> **EXERCISE TASK**: Find how many lines in the data below include the word "remaining", then write only that number.

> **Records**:

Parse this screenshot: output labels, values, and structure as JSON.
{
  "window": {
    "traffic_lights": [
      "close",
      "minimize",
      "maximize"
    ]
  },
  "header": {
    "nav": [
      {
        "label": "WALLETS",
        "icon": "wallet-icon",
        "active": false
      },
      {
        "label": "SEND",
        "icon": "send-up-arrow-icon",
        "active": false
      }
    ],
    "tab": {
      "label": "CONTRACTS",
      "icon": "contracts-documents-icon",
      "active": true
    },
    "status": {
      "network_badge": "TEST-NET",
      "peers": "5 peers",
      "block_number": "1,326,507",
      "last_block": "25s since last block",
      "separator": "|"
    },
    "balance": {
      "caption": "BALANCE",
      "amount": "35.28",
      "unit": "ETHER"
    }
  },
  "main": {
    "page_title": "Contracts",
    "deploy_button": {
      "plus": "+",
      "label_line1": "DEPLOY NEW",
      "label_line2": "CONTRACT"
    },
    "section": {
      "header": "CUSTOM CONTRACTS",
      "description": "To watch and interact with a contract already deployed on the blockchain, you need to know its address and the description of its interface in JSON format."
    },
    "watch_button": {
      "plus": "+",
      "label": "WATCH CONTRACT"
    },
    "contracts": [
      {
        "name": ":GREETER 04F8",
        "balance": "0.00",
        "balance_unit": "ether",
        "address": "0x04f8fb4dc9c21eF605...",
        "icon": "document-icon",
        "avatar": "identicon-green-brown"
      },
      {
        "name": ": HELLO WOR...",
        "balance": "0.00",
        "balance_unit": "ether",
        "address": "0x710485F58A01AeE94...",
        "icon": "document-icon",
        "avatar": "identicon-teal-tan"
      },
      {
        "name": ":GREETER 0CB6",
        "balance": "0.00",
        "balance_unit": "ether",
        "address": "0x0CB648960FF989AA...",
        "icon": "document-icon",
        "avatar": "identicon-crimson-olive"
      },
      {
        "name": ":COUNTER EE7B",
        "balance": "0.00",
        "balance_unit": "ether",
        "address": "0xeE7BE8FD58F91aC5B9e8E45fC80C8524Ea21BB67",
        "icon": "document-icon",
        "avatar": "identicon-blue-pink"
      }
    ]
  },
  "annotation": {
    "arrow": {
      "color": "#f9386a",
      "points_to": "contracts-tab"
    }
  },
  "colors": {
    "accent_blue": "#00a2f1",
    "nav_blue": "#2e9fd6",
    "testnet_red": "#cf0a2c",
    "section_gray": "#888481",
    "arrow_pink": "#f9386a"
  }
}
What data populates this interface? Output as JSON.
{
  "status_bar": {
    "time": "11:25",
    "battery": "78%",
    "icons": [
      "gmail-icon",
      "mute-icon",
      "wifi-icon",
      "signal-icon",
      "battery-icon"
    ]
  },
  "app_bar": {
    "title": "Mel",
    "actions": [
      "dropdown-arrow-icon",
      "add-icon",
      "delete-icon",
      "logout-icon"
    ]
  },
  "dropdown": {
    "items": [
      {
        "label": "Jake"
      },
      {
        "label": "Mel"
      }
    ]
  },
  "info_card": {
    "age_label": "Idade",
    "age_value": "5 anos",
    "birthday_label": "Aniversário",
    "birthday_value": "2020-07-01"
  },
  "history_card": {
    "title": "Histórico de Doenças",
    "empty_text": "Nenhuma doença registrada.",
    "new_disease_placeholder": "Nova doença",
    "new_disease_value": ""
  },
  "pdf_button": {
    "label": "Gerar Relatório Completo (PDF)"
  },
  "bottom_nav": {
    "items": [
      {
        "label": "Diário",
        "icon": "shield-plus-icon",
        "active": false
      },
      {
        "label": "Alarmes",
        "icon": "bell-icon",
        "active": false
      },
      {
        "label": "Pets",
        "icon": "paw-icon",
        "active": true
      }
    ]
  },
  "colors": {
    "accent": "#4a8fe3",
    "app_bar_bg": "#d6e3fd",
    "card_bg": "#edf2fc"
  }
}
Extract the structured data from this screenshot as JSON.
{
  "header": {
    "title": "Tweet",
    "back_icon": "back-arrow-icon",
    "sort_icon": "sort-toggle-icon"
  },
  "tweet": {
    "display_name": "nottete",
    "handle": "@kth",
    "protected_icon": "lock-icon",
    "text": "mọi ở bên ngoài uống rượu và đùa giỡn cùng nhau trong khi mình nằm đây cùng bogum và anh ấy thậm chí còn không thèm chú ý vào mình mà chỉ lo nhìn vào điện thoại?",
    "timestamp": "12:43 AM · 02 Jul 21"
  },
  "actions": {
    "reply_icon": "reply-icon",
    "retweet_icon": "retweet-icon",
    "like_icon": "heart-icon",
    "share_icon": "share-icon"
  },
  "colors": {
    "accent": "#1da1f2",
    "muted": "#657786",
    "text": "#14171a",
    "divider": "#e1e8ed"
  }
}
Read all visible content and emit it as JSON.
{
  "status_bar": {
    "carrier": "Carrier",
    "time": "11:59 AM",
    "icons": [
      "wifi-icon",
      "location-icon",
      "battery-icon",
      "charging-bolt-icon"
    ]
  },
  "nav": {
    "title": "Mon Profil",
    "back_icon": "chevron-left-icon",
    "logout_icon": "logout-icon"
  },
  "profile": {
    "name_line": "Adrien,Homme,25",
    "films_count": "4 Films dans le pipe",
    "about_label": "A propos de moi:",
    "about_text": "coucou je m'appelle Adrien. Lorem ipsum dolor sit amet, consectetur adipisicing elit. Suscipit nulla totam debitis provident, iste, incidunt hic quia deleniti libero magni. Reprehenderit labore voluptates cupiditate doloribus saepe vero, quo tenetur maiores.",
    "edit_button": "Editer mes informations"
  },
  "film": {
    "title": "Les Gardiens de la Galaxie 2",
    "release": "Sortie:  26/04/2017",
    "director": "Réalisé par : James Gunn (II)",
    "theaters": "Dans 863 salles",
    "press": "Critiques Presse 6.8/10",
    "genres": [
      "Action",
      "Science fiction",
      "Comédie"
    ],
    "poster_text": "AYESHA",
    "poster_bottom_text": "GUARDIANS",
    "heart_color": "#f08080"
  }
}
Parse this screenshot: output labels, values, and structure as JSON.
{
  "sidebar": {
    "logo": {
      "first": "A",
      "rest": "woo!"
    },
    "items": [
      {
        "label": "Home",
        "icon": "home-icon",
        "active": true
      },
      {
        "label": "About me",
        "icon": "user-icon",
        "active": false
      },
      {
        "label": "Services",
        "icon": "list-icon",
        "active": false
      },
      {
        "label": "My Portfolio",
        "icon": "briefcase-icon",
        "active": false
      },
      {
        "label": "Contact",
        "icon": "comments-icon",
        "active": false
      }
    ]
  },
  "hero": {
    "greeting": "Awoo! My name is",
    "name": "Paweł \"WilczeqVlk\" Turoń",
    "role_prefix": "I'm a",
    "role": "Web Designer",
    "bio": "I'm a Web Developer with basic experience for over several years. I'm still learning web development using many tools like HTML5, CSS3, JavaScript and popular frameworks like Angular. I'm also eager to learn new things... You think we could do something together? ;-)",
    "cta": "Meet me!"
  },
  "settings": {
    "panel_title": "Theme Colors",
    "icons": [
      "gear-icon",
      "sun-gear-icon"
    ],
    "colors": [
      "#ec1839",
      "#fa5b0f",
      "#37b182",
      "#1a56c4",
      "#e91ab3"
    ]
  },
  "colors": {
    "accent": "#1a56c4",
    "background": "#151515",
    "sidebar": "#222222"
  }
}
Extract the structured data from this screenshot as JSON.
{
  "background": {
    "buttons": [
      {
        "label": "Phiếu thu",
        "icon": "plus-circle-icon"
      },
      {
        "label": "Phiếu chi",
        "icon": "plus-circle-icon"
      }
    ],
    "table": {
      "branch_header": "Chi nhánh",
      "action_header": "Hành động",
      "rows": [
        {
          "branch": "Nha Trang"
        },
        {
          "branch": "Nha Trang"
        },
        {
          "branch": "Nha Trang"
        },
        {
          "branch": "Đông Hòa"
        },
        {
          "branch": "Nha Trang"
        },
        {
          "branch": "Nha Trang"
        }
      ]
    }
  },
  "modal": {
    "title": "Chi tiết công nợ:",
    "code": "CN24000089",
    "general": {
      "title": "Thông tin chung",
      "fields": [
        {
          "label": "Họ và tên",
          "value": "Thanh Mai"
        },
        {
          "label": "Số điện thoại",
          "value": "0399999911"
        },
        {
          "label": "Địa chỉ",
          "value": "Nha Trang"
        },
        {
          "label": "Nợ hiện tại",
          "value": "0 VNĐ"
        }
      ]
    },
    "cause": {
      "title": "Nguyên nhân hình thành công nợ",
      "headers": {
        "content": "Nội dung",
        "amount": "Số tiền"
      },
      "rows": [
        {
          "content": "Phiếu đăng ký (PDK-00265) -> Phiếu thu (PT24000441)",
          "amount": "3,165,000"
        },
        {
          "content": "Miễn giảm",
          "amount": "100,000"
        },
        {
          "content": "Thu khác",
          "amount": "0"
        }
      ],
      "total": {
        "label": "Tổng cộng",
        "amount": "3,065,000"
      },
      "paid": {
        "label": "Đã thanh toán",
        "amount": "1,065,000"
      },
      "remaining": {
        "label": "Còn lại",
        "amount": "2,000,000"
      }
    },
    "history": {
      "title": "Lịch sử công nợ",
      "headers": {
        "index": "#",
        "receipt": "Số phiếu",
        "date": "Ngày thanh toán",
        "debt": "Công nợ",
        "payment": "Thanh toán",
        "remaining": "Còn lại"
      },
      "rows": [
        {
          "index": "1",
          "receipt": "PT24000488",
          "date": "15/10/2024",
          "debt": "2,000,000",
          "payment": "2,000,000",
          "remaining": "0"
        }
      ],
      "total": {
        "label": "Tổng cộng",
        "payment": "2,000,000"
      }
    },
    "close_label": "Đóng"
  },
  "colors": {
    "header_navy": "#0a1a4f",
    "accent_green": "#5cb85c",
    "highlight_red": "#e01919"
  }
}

> **ANSWER TO THIS PROBLEM**: 3